:: 課題 ::
南相馬での慰問演奏についての文章を読み、次の問いに答えてください。
(a) 南相馬市で空を見上げたとき、そこに何が見えたか。
(b) 最後の日に演奏した場所はどこか。
(c) 音楽のボランティアで気をつけていることは何か。

こちらに来る前には、南相馬市に来たら空を見上げて、「南相馬」「フクシマ」「福島第一原発」というテレビや雑誌から切り取られる記号化された被災地ではなく、自分の感じたその地の空がどうなっているかを体験しようと思っていました。そして、空を見上げてみました。20110506_162015 そこには青い空と白い雲。当たり前風景ですが自分が見慣れたいつもと同じ風景が広がっています。自分と地震、津波、原発をつなぎとめる何かがやっと見えた気がしました。どれだけネットで情報を得ても、どれだけ人のブログをのぞいても、どれだけ新聞を読んでも、テレビを観てもわからないこと、結局はそこに住む人達と話し手を握りあいお互いを感じあうことでしか、南相馬の空は見えてこないこんな当たり前のことが分かりました。それは出発前に感じていたことと同じでした。

●南相馬総合病院

さて、出発です。最後の日は南相馬市立総合病院で演奏をします。いつものようにコンビニで朝食を買い出かけます。病院に着くと、事務の方々が待合室のイスを動かして演奏場所を作ってくださいました。皆さん、会計を待っている間に演奏を聴いています。20110506_130048 副院長の及川先生がとてもとても丁重な紹介をにこにこしながらして下さいます。僕からも挨拶をとうながされ、ただ一言「神戸から参りました医師の新城です。たった4日間しかいられなくて本当に申し訳ありません。皆さんのことは忘れません」とだけ話し演奏を始めました。

どこの避難所でもそうですが、演奏者と目を合わせながら大きな声で歌う方はほとんどいらっしゃいません。皆さん気恥ずかしそうに歌詞カードに目を落とし、自分の口元で歌詞をくちずさみます。20110506_130157 音楽のボランティアで気をつけていることがあります。無理に演奏や活動に皆さんを巻き込まないことです。自分たちが楽しそうに演奏している姿とエネルギーを皆さんに音と共に届けるこういう心構えが僕は必要だと思います。慰問演奏をしていて一番楽しんでいるのは他でもない自分なのです!原田さんと一緒に合奏し自分の気に入った曲を弾くのがとてもとても楽しいことなのです。皆さん、僕の楽しみにお付き合い下さりありがとうございました。(ひまわりや赤いスイートピーは僕の好みです)

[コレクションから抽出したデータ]
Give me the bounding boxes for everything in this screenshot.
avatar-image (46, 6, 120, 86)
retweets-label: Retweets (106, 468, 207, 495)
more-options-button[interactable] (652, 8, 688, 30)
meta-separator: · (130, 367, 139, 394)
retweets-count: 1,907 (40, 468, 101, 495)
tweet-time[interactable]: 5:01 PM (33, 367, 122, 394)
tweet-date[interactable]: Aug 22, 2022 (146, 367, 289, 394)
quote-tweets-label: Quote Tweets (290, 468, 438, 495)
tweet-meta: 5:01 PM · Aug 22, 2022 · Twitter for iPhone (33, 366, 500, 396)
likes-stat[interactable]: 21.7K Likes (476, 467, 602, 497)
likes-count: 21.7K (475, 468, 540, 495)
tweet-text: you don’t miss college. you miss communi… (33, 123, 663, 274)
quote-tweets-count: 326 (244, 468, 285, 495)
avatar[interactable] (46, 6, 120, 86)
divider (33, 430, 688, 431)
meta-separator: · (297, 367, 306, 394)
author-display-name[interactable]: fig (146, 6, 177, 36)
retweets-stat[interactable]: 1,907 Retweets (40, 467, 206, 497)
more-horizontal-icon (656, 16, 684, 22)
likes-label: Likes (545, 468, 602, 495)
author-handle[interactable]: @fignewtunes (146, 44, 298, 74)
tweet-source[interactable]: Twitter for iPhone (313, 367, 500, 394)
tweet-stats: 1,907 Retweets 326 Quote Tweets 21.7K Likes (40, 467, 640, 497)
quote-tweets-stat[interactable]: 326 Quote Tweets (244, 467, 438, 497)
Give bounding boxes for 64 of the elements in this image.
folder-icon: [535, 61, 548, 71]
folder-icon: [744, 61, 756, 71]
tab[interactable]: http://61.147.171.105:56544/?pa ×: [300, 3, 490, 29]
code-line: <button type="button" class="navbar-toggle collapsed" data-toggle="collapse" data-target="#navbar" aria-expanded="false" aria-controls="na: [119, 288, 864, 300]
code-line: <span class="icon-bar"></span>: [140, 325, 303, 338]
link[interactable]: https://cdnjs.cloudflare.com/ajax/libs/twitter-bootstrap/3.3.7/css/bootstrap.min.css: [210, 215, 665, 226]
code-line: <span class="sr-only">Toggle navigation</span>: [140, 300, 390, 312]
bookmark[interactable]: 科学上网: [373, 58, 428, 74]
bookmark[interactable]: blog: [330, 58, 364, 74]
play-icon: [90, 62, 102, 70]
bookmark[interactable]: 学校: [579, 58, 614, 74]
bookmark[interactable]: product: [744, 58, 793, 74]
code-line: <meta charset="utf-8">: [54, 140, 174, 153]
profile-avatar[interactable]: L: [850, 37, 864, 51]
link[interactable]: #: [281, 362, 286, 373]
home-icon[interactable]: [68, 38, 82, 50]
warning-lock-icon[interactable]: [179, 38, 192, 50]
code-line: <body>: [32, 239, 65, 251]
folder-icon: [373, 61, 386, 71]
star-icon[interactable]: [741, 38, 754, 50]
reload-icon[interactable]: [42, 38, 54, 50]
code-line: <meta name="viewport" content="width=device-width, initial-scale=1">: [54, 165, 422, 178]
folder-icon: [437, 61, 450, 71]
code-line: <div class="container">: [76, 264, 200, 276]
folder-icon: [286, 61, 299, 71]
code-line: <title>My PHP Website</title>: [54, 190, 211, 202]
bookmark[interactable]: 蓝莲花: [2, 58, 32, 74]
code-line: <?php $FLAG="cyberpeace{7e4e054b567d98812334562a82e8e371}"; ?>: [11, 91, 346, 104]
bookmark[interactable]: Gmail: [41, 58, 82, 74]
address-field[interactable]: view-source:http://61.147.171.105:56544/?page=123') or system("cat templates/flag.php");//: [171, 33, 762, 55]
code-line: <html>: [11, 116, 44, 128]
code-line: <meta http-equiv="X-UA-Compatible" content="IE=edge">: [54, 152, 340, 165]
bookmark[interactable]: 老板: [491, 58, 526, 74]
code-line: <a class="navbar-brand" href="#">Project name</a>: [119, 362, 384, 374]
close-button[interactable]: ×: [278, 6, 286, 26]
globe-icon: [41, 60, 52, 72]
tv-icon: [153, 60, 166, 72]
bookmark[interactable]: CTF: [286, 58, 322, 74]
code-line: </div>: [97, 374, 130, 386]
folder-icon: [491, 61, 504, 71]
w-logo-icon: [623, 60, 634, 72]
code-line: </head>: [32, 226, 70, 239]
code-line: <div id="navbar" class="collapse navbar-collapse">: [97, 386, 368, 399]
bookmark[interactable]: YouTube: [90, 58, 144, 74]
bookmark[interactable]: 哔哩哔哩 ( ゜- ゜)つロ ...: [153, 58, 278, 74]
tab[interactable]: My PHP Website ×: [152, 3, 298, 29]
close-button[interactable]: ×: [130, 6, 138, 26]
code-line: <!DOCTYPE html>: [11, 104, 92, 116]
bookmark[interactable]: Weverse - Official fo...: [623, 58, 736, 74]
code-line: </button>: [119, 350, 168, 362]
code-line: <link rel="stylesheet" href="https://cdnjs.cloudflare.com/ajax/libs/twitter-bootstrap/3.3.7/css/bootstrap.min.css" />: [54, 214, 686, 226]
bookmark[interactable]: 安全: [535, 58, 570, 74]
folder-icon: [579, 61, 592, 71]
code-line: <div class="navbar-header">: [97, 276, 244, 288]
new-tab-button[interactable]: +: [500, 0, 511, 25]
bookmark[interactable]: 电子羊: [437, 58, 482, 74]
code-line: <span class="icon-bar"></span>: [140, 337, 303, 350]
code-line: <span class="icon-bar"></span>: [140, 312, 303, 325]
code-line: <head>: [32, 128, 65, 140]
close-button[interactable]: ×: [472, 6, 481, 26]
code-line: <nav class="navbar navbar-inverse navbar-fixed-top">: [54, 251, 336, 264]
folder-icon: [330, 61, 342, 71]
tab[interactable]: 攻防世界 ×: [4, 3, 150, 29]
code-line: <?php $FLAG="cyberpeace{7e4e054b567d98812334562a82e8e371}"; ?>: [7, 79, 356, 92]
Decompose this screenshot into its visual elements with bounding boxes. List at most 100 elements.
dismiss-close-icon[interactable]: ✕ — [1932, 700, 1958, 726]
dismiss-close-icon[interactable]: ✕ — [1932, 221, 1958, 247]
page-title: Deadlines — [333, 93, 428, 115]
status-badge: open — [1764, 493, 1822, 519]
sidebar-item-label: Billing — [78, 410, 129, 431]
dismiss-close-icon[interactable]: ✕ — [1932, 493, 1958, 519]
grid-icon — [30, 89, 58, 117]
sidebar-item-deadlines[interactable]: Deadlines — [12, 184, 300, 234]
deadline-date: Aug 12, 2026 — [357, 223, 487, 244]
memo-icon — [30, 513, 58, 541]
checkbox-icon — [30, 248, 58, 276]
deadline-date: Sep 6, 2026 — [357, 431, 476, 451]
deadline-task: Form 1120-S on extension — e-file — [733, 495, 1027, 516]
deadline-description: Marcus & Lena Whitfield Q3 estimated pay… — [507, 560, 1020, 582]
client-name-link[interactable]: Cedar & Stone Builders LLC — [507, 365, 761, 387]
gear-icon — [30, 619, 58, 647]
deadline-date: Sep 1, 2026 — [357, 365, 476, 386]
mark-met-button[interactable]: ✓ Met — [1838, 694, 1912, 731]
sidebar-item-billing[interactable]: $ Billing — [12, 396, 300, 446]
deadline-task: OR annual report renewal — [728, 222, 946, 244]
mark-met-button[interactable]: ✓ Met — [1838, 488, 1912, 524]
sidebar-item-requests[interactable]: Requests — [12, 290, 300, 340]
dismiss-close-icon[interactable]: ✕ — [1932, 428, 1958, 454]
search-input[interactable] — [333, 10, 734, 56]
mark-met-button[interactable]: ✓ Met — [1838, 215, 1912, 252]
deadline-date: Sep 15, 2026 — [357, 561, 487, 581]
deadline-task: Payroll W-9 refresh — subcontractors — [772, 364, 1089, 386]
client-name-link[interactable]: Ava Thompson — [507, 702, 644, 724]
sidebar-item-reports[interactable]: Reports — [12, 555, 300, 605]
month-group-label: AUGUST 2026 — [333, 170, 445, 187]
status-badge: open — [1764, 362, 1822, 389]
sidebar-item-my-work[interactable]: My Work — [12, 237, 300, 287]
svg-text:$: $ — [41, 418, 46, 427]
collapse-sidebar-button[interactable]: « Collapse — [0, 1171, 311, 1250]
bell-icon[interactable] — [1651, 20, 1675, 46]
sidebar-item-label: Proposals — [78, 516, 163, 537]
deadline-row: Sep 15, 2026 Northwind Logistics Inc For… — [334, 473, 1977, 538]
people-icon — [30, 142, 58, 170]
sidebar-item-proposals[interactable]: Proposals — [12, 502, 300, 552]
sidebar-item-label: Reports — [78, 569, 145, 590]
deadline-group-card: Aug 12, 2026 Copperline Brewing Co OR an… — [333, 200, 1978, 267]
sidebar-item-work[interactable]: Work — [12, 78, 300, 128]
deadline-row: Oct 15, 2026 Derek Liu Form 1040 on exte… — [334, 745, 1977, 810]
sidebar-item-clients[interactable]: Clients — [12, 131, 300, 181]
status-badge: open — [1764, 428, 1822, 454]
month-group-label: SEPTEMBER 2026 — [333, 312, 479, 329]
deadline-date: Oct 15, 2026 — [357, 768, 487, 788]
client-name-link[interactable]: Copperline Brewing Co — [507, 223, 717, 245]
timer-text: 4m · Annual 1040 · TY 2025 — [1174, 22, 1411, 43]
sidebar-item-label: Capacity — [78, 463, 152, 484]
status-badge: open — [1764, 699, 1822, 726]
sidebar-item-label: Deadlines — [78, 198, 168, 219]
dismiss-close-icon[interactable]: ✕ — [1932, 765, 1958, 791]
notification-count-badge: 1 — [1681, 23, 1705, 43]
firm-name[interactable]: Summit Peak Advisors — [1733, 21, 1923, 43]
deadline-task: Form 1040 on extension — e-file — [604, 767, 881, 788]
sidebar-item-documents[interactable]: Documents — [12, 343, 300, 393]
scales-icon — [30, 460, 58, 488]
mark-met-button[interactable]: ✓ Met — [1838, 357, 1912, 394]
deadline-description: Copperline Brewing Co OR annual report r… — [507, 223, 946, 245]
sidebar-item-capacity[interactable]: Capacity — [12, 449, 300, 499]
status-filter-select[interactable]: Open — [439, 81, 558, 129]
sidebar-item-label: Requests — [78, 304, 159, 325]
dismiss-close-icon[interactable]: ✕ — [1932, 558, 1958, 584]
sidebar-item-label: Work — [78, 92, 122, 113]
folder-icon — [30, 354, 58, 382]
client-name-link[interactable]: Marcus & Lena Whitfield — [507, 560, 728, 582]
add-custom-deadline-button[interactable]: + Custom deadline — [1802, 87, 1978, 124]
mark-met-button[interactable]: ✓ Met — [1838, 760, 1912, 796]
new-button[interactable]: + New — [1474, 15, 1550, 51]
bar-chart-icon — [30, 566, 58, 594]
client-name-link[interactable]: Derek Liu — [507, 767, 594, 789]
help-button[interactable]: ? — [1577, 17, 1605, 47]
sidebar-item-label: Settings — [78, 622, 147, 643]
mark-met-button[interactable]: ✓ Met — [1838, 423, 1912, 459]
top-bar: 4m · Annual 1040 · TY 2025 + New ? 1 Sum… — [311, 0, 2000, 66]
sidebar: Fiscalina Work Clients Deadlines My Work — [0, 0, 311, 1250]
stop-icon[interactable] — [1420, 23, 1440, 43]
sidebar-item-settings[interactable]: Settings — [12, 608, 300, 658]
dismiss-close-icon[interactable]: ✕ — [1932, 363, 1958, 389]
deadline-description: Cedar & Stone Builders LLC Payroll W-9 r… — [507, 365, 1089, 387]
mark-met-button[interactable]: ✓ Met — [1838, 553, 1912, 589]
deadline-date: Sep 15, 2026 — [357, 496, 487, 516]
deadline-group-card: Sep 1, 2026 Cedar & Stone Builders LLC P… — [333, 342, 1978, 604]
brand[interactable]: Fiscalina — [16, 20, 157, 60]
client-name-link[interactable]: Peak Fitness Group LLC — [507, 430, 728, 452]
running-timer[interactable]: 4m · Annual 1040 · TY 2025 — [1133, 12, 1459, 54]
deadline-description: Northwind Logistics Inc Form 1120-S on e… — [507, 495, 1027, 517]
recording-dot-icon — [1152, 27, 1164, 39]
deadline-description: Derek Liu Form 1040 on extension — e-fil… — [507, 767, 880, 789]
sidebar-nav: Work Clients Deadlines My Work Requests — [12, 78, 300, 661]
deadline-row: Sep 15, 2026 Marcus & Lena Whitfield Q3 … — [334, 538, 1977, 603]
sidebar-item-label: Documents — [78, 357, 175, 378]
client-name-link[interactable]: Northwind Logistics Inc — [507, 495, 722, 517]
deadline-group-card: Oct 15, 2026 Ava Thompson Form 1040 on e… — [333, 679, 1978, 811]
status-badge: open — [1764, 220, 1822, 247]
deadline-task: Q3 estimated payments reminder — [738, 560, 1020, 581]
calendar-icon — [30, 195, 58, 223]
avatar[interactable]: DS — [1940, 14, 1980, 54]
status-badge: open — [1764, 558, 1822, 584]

:: 解答 ::
(a) 青い空と白い雲。
(b) 南相馬市立総合病院。
(c) 無理に演奏や活動に皆さんを巻き込まないこと。